Find the string "Papertrans" in the records. Copy every line it appears in.
─── INPUT MATERIAL ───
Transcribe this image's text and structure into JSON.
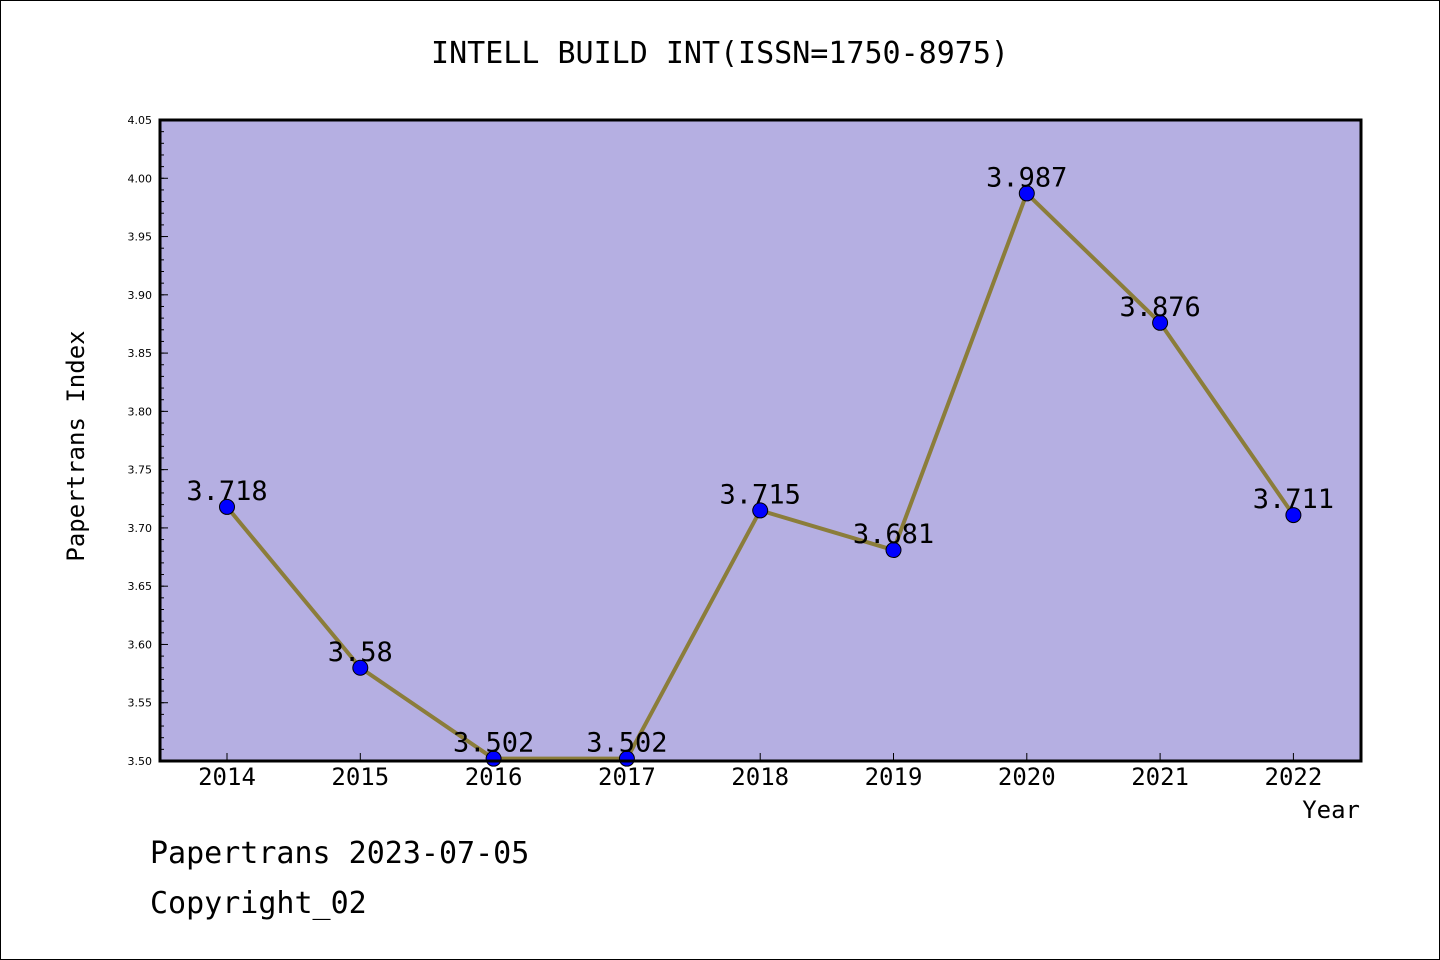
{
  "chart_data": {
    "type": "line",
    "title": "INTELL BUILD INT(ISSN=1750-8975)",
    "xlabel": "Year",
    "ylabel": "Papertrans Index",
    "categories": [
      "2014",
      "2015",
      "2016",
      "2017",
      "2018",
      "2019",
      "2020",
      "2021",
      "2022"
    ],
    "series": [
      {
        "values": [
          3.718,
          3.58,
          3.502,
          3.502,
          3.715,
          3.681,
          3.987,
          3.876,
          3.711
        ],
        "data_labels": [
          "3.718",
          "3.58",
          "3.502",
          "3.502",
          "3.715",
          "3.681",
          "3.987",
          "3.876",
          "3.711"
        ],
        "line_color": "#8B7D3A",
        "marker_color": "#0000FF"
      }
    ],
    "ylim": [
      3.5,
      4.05
    ],
    "yticks": [
      "3.50",
      "3.55",
      "3.60",
      "3.65",
      "3.70",
      "3.75",
      "3.80",
      "3.85",
      "3.90",
      "3.95",
      "4.00",
      "4.05"
    ],
    "plot_background": "#B5AFE2",
    "grid": false,
    "legend": "none"
  },
  "footer": {
    "line1": "Papertrans 2023-07-05",
    "line2": "Copyright_02"
  }
}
───
WRITTEN REPLY –
    "ylabel": "Papertrans Index",
    "line1": "Papertrans 2023-07-05",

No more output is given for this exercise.